***** Data shown

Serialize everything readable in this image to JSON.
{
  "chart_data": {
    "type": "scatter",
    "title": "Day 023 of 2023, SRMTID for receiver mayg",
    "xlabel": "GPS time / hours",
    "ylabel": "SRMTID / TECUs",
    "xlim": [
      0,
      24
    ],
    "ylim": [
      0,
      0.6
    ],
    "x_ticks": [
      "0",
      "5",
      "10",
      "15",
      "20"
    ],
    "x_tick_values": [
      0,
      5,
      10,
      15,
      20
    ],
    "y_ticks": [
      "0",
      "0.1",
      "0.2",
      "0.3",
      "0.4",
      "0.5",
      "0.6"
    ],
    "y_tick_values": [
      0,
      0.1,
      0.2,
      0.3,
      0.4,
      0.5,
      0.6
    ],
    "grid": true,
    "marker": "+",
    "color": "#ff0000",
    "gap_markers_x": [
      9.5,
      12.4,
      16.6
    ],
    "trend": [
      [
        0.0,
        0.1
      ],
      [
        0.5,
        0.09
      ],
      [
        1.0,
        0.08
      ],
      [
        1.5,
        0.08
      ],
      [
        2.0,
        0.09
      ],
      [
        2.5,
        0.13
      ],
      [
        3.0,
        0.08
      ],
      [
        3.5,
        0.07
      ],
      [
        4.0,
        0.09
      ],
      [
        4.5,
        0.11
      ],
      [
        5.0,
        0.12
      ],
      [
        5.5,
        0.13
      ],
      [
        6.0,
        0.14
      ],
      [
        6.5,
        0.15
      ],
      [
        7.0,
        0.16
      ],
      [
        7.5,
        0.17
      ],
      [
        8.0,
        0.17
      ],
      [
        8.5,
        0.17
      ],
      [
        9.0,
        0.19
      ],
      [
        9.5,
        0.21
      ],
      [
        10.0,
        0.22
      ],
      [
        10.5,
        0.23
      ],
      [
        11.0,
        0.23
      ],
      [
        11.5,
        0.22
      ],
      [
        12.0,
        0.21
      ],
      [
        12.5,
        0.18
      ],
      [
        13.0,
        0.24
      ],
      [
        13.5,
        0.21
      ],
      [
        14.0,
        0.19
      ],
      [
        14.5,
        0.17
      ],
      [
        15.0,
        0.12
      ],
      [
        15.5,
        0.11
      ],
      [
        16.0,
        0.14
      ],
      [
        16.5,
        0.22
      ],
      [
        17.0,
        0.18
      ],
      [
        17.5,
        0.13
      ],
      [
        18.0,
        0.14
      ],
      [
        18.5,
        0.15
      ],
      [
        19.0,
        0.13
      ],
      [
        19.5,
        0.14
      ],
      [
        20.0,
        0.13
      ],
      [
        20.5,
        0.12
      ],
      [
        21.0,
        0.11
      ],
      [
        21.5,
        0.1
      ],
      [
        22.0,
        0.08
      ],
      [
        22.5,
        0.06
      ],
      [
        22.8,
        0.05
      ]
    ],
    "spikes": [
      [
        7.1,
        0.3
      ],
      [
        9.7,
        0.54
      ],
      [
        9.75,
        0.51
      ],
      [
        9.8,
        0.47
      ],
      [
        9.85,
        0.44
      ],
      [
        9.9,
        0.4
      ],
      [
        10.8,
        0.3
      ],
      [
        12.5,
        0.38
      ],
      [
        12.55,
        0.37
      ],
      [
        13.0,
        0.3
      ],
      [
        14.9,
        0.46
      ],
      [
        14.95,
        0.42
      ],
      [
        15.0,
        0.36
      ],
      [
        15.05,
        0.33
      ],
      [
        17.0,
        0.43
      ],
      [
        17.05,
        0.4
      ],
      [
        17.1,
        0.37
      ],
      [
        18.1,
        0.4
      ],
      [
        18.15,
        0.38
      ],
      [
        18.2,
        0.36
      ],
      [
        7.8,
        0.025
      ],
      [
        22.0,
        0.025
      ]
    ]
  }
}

**********

• _The request_
Copy out every line of the material above that mentions the word "SRMTID".

• _The reply_
    "title": "Day 023 of 2023, SRMTID for receiver mayg",
    "ylabel": "SRMTID / TECUs",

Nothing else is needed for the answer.